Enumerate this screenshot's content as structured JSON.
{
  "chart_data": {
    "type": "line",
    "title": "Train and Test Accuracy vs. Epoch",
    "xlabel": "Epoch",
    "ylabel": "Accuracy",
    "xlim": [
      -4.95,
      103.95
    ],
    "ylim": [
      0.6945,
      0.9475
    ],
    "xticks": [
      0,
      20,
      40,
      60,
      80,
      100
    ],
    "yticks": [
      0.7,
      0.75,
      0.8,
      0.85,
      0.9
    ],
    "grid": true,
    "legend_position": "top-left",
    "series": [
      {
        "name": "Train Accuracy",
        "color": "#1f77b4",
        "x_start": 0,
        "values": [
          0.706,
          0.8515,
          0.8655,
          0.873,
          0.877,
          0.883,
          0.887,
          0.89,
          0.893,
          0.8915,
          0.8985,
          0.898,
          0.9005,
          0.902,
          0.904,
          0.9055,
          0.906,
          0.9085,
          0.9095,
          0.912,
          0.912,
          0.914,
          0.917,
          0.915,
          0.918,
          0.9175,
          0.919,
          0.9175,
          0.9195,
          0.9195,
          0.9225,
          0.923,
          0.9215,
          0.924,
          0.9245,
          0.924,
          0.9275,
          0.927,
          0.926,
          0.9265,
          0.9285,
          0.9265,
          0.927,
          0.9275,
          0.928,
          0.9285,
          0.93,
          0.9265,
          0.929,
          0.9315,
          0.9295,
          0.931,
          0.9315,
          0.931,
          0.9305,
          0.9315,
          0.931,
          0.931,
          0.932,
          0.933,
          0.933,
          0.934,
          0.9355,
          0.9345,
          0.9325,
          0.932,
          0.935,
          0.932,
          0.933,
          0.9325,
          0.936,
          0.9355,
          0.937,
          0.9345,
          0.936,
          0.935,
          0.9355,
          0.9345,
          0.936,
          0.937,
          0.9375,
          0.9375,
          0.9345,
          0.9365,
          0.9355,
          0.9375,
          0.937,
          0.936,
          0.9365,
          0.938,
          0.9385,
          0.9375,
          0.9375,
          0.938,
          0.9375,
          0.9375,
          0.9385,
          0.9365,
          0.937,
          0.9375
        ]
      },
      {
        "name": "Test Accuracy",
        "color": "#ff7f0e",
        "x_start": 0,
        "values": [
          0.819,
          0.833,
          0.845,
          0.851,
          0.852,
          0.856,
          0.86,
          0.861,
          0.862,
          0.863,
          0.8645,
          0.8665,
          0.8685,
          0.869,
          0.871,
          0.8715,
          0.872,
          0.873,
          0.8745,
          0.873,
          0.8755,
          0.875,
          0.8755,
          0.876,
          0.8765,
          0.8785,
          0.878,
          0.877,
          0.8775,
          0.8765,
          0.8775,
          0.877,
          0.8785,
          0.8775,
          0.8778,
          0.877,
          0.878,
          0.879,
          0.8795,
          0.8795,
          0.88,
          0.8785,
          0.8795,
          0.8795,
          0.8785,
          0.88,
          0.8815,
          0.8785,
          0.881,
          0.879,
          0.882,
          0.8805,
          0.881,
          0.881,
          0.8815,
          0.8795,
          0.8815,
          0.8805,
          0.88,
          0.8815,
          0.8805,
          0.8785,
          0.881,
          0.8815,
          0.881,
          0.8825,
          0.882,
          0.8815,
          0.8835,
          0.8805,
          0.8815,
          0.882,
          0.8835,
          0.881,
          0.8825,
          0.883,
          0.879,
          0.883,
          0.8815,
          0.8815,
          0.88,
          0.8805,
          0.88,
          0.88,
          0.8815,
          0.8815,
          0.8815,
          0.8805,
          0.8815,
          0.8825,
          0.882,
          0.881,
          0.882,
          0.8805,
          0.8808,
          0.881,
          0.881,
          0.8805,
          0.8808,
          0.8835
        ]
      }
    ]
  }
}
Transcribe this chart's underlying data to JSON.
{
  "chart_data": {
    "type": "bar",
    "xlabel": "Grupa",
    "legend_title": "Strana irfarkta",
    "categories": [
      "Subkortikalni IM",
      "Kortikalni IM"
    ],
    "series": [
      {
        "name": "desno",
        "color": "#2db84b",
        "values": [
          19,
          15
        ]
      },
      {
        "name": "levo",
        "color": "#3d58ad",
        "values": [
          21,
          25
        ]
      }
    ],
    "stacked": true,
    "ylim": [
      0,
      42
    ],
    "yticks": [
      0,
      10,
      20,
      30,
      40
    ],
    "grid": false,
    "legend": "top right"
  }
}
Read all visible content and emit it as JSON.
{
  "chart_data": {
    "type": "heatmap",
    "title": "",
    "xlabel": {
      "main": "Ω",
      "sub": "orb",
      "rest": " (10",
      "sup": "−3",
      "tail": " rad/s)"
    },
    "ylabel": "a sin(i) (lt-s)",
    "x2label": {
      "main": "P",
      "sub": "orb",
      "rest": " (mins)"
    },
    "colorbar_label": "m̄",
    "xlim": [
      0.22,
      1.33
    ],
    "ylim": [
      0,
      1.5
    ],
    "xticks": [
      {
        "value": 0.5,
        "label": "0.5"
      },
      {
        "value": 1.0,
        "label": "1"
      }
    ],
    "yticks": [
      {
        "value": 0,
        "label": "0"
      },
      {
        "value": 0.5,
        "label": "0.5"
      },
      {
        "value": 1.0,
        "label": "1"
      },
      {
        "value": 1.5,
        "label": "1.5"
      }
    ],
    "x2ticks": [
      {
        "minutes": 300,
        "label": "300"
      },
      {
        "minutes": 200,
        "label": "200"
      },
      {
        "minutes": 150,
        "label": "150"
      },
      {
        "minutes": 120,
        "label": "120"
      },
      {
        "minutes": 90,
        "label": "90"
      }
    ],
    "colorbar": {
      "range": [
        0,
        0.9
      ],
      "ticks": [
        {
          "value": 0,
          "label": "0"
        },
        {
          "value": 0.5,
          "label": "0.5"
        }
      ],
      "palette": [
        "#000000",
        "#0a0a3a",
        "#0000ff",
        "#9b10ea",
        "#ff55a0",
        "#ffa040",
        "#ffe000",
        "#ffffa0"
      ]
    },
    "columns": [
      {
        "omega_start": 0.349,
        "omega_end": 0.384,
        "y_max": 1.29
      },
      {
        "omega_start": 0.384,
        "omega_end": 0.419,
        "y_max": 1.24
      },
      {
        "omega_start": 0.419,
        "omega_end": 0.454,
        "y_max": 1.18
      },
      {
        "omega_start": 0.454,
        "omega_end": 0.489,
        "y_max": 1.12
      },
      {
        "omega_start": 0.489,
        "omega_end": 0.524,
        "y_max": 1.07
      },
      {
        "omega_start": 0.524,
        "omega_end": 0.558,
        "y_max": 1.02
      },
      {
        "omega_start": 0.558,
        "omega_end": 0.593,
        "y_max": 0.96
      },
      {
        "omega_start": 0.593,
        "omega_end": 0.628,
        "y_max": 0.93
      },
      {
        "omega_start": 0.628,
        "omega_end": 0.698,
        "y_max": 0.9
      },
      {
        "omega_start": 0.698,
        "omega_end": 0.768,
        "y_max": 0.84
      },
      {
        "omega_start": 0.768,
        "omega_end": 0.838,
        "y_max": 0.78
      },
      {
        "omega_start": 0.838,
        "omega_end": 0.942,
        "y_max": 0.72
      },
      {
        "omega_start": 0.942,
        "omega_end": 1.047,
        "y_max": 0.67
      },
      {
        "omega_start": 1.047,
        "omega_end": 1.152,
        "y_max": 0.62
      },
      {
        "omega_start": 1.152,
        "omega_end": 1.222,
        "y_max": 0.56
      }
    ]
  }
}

▸ Prompt: Write all of the records out again exactly.

▸ Result of this exercise:
Enumerate this screenshot's content as structured JSON.
{
  "chart_data": {
    "type": "line",
    "title": "Train and Test Accuracy vs. Epoch",
    "xlabel": "Epoch",
    "ylabel": "Accuracy",
    "xlim": [
      -4.95,
      103.95
    ],
    "ylim": [
      0.6945,
      0.9475
    ],
    "xticks": [
      0,
      20,
      40,
      60,
      80,
      100
    ],
    "yticks": [
      0.7,
      0.75,
      0.8,
      0.85,
      0.9
    ],
    "grid": true,
    "legend_position": "top-left",
    "series": [
      {
        "name": "Train Accuracy",
        "color": "#1f77b4",
        "x_start": 0,
        "values": [
          0.706,
          0.8515,
          0.8655,
          0.873,
          0.877,
          0.883,
          0.887,
          0.89,
          0.893,
          0.8915,
          0.8985,
          0.898,
          0.9005,
          0.902,
          0.904,
          0.9055,
          0.906,
          0.9085,
          0.9095,
          0.912,
          0.912,
          0.914,
          0.917,
          0.915,
          0.918,
          0.9175,
          0.919,
          0.9175,
          0.9195,
          0.9195,
          0.9225,
          0.923,
          0.9215,
          0.924,
          0.9245,
          0.924,
          0.9275,
          0.927,
          0.926,
          0.9265,
          0.9285,
          0.9265,
          0.927,
          0.9275,
          0.928,
          0.9285,
          0.93,
          0.9265,
          0.929,
          0.9315,
          0.9295,
          0.931,
          0.9315,
          0.931,
          0.9305,
          0.9315,
          0.931,
          0.931,
          0.932,
          0.933,
          0.933,
          0.934,
          0.9355,
          0.9345,
          0.9325,
          0.932,
          0.935,
          0.932,
          0.933,
          0.9325,
          0.936,
          0.9355,
          0.937,
          0.9345,
          0.936,
          0.935,
          0.9355,
          0.9345,
          0.936,
          0.937,
          0.9375,
          0.9375,
          0.9345,
          0.9365,
          0.9355,
          0.9375,
          0.937,
          0.936,
          0.9365,
          0.938,
          0.9385,
          0.9375,
          0.9375,
          0.938,
          0.9375,
          0.9375,
          0.9385,
          0.9365,
          0.937,
          0.9375
        ]
      },
      {
        "name": "Test Accuracy",
        "color": "#ff7f0e",
        "x_start": 0,
        "values": [
          0.819,
          0.833,
          0.845,
          0.851,
          0.852,
          0.856,
          0.86,
          0.861,
          0.862,
          0.863,
          0.8645,
          0.8665,
          0.8685,
          0.869,
          0.871,
          0.8715,
          0.872,
          0.873,
          0.8745,
          0.873,
          0.8755,
          0.875,
          0.8755,
          0.876,
          0.8765,
          0.8785,
          0.878,
          0.877,
          0.8775,
          0.8765,
          0.8775,
          0.877,
          0.8785,
          0.8775,
          0.8778,
          0.877,
          0.878,
          0.879,
          0.8795,
          0.8795,
          0.88,
          0.8785,
          0.8795,
          0.8795,
          0.8785,
          0.88,
          0.8815,
          0.8785,
          0.881,
          0.879,
          0.882,
          0.8805,
          0.881,
          0.881,
          0.8815,
          0.8795,
          0.8815,
          0.8805,
          0.88,
          0.8815,
          0.8805,
          0.8785,
          0.881,
          0.8815,
          0.881,
          0.8825,
          0.882,
          0.8815,
          0.8835,
          0.8805,
          0.8815,
          0.882,
          0.8835,
          0.881,
          0.8825,
          0.883,
          0.879,
          0.883,
          0.8815,
          0.8815,
          0.88,
          0.8805,
          0.88,
          0.88,
          0.8815,
          0.8815,
          0.8815,
          0.8805,
          0.8815,
          0.8825,
          0.882,
          0.881,
          0.882,
          0.8805,
          0.8808,
          0.881,
          0.881,
          0.8805,
          0.8808,
          0.8835
        ]
      }
    ]
  }
}
Transcribe this chart's underlying data to JSON.
{
  "chart_data": {
    "type": "bar",
    "xlabel": "Grupa",
    "legend_title": "Strana irfarkta",
    "categories": [
      "Subkortikalni IM",
      "Kortikalni IM"
    ],
    "series": [
      {
        "name": "desno",
        "color": "#2db84b",
        "values": [
          19,
          15
        ]
      },
      {
        "name": "levo",
        "color": "#3d58ad",
        "values": [
          21,
          25
        ]
      }
    ],
    "stacked": true,
    "ylim": [
      0,
      42
    ],
    "yticks": [
      0,
      10,
      20,
      30,
      40
    ],
    "grid": false,
    "legend": "top right"
  }
}
Read all visible content and emit it as JSON.
{
  "chart_data": {
    "type": "heatmap",
    "title": "",
    "xlabel": {
      "main": "Ω",
      "sub": "orb",
      "rest": " (10",
      "sup": "−3",
      "tail": " rad/s)"
    },
    "ylabel": "a sin(i) (lt-s)",
    "x2label": {
      "main": "P",
      "sub": "orb",
      "rest": " (mins)"
    },
    "colorbar_label": "m̄",
    "xlim": [
      0.22,
      1.33
    ],
    "ylim": [
      0,
      1.5
    ],
    "xticks": [
      {
        "value": 0.5,
        "label": "0.5"
      },
      {
        "value": 1.0,
        "label": "1"
      }
    ],
    "yticks": [
      {
        "value": 0,
        "label": "0"
      },
      {
        "value": 0.5,
        "label": "0.5"
      },
      {
        "value": 1.0,
        "label": "1"
      },
      {
        "value": 1.5,
        "label": "1.5"
      }
    ],
    "x2ticks": [
      {
        "minutes": 300,
        "label": "300"
      },
      {
        "minutes": 200,
        "label": "200"
      },
      {
        "minutes": 150,
        "label": "150"
      },
      {
        "minutes": 120,
        "label": "120"
      },
      {
        "minutes": 90,
        "label": "90"
      }
    ],
    "colorbar": {
      "range": [
        0,
        0.9
      ],
      "ticks": [
        {
          "value": 0,
          "label": "0"
        },
        {
          "value": 0.5,
          "label": "0.5"
        }
      ],
      "palette": [
        "#000000",
        "#0a0a3a",
        "#0000ff",
        "#9b10ea",
        "#ff55a0",
        "#ffa040",
        "#ffe000",
        "#ffffa0"
      ]
    },
    "columns": [
      {
        "omega_start": 0.349,
        "omega_end": 0.384,
        "y_max": 1.29
      },
      {
        "omega_start": 0.384,
        "omega_end": 0.419,
        "y_max": 1.24
      },
      {
        "omega_start": 0.419,
        "omega_end": 0.454,
        "y_max": 1.18
      },
      {
        "omega_start": 0.454,
        "omega_end": 0.489,
        "y_max": 1.12
      },
      {
        "omega_start": 0.489,
        "omega_end": 0.524,
        "y_max": 1.07
      },
      {
        "omega_start": 0.524,
        "omega_end": 0.558,
        "y_max": 1.02
      },
      {
        "omega_start": 0.558,
        "omega_end": 0.593,
        "y_max": 0.96
      },
      {
        "omega_start": 0.593,
        "omega_end": 0.628,
        "y_max": 0.93
      },
      {
        "omega_start": 0.628,
        "omega_end": 0.698,
        "y_max": 0.9
      },
      {
        "omega_start": 0.698,
        "omega_end": 0.768,
        "y_max": 0.84
      },
      {
        "omega_start": 0.768,
        "omega_end": 0.838,
        "y_max": 0.78
      },
      {
        "omega_start": 0.838,
        "omega_end": 0.942,
        "y_max": 0.72
      },
      {
        "omega_start": 0.942,
        "omega_end": 1.047,
        "y_max": 0.67
      },
      {
        "omega_start": 1.047,
        "omega_end": 1.152,
        "y_max": 0.62
      },
      {
        "omega_start": 1.152,
        "omega_end": 1.222,
        "y_max": 0.56
      }
    ]
  }
}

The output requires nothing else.